__OBJECTIVE__: Your task is to copy each line that has the word "России".
** Start of INPUT RECORDS **
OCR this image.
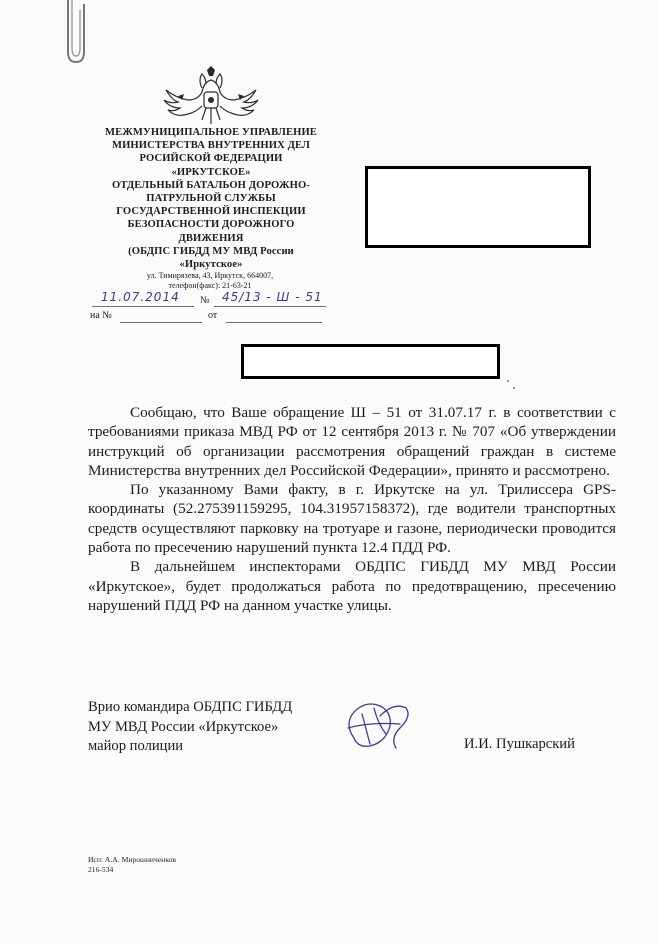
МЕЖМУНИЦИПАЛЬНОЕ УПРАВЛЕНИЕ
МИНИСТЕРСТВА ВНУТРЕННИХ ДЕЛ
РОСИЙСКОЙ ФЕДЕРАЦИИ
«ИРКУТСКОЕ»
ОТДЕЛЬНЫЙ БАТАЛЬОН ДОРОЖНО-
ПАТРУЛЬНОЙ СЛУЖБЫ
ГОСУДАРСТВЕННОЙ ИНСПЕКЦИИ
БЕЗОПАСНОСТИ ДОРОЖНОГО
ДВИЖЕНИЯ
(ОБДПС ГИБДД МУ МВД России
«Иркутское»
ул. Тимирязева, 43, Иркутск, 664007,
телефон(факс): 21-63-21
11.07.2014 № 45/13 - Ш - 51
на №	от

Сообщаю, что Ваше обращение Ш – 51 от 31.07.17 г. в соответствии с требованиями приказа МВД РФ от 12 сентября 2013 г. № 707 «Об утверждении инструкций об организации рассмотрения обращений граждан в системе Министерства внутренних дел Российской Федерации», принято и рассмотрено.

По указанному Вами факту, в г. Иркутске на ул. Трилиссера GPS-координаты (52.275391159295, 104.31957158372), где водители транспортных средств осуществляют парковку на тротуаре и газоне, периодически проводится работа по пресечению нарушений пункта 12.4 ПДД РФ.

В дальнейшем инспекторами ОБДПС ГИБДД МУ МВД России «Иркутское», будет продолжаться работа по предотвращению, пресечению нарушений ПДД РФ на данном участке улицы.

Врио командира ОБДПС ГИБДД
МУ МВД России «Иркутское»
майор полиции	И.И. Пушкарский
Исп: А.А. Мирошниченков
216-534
** End of INPUT RECORDS **
** Start of INPUT RECORDS **
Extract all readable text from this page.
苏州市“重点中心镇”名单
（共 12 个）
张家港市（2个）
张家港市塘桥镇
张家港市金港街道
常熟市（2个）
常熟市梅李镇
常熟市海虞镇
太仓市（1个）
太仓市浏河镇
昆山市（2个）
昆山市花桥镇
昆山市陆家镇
** End of INPUT RECORDS **
__ANSWER TO THIS PROBLEM__:
(ОБДПС ГИБДД МУ МВД России
В дальнейшем инспекторами ОБДПС ГИБДД МУ МВД России «Иркутское», будет продолжаться работа по предотвращению, пресечению нарушений ПДД РФ на данном участке улицы.
МУ МВД России «Иркутское»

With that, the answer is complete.